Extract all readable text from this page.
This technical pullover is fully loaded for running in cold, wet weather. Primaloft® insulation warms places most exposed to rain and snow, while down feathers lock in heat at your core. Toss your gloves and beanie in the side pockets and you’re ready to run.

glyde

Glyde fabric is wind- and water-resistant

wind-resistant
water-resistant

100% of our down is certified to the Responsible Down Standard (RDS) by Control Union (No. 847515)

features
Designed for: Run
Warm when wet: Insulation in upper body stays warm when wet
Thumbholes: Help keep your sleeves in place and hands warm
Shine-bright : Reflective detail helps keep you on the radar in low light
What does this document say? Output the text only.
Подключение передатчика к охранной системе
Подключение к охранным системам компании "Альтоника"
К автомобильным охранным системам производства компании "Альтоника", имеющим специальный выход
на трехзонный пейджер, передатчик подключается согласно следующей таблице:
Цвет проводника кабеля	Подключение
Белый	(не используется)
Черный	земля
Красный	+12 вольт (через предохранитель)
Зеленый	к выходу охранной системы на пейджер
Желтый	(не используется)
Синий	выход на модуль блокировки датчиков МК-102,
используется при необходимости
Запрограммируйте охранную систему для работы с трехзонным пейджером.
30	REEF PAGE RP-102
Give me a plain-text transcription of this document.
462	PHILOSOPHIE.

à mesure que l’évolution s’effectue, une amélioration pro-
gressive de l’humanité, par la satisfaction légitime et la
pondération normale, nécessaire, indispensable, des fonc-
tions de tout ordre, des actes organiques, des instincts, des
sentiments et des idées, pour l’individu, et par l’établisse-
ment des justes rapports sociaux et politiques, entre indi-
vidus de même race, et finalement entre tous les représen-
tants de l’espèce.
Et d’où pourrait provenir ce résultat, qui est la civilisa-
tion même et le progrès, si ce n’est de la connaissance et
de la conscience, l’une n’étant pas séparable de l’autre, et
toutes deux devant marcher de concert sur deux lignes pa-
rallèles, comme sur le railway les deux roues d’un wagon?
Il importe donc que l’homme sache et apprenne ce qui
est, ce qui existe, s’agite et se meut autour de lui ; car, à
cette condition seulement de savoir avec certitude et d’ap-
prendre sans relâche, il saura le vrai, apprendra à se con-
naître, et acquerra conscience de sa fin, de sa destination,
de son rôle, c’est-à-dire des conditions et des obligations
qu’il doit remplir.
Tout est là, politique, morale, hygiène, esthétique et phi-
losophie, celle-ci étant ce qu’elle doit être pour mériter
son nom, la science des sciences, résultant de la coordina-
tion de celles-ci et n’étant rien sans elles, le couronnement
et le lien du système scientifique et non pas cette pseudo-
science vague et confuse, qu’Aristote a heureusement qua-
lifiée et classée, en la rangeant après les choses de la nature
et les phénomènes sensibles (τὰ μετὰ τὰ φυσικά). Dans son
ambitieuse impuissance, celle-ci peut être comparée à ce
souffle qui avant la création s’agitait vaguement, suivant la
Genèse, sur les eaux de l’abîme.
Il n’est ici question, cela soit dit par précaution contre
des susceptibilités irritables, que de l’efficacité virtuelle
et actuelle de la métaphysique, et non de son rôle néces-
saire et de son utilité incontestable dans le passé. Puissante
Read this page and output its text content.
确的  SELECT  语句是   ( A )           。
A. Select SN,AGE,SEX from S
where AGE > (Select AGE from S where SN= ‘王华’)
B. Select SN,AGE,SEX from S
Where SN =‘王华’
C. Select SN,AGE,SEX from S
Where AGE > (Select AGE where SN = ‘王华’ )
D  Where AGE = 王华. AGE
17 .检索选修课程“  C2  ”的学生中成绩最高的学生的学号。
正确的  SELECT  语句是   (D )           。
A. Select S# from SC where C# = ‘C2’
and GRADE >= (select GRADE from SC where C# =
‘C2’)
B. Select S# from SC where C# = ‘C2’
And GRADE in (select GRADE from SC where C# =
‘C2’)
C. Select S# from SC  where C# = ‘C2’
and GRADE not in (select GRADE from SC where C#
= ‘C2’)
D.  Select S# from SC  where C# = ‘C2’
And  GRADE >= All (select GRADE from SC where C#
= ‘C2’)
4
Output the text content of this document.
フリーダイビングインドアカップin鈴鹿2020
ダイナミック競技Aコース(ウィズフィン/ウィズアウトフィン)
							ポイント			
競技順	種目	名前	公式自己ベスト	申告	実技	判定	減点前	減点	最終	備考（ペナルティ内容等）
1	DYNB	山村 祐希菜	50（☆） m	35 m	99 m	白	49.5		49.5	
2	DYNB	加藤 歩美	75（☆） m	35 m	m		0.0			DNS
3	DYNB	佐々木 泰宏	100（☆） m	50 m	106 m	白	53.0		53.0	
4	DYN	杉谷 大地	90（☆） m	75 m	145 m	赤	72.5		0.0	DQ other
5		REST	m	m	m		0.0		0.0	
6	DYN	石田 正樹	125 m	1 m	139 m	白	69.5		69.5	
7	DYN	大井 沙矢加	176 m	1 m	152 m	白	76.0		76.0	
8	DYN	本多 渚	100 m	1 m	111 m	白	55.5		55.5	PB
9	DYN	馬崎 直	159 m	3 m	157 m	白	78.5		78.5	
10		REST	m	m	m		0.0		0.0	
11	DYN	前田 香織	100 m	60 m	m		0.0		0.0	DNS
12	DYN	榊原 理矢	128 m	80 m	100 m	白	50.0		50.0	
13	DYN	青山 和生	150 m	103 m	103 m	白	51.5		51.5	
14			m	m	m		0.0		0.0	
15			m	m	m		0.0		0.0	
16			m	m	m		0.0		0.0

++++++

- _What you need to do_
Scan the material above. Copy each line that holds the word "системам".

- _The reply_
Подключение к охранным системам компании "Альтоника"
К автомобильным охранным системам производства компании "Альтоника", имеющим специальный выход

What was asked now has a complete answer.